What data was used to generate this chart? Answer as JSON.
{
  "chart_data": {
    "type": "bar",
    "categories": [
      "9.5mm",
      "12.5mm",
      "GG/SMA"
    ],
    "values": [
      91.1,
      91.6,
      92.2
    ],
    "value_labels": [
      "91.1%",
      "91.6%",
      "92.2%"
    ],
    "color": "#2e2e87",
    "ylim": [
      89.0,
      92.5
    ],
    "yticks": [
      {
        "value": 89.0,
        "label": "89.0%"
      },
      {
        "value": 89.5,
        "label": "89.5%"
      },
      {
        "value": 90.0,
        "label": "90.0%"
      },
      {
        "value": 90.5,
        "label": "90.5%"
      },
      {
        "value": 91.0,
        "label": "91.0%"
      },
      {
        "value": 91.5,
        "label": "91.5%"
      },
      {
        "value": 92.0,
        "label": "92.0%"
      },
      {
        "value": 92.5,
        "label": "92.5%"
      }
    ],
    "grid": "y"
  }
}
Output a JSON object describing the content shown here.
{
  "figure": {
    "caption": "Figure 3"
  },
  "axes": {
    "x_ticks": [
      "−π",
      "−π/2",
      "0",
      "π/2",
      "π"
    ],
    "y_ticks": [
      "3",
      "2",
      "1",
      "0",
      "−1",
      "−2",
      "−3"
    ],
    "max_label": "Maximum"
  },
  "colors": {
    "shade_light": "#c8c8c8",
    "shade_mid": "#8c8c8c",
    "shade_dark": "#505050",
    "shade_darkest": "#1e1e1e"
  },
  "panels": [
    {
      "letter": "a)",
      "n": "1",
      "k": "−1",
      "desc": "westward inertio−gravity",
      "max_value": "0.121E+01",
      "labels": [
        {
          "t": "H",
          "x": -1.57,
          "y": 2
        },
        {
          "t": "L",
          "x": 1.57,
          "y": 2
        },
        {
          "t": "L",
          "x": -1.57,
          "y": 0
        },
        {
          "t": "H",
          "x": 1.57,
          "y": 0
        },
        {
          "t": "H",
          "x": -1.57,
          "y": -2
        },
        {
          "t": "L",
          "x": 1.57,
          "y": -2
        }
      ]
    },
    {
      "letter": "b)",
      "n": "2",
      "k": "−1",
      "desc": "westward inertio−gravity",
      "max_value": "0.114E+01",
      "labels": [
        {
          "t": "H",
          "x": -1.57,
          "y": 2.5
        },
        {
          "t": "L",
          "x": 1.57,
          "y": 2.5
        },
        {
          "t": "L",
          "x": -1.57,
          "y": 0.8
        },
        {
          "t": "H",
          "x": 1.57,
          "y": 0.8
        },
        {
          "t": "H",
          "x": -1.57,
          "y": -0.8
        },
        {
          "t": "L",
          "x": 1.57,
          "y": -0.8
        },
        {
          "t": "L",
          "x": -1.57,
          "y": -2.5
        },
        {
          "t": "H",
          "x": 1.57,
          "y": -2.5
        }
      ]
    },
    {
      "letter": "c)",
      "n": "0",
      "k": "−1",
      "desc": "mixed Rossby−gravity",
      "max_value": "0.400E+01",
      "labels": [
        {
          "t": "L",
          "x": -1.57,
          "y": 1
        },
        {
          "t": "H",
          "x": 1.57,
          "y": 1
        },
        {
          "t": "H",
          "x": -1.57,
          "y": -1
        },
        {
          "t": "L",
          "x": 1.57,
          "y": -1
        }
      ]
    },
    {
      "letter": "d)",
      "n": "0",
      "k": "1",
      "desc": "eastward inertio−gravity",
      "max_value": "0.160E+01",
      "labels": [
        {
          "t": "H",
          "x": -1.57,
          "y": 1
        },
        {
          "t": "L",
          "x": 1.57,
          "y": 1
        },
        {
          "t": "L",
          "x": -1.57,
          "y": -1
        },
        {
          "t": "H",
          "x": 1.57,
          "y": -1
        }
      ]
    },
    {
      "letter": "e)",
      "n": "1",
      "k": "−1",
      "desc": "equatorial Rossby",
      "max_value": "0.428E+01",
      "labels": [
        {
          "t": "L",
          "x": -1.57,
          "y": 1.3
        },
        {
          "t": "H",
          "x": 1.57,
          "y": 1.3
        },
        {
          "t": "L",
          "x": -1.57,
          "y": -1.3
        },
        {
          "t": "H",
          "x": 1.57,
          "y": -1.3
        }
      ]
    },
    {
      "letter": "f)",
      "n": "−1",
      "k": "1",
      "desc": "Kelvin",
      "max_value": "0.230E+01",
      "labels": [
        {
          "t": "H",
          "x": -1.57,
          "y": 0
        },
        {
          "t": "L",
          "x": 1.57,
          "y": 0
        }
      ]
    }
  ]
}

◆ ◆ ◆ ◆ ◆ ◆ ◆

> **Your goal**: Find the word "letter" and list each line it appears in.

> **Result below**:
      "letter": "a)",
      "letter": "b)",
      "letter": "c)",
      "letter": "d)",
      "letter": "e)",
      "letter": "f)",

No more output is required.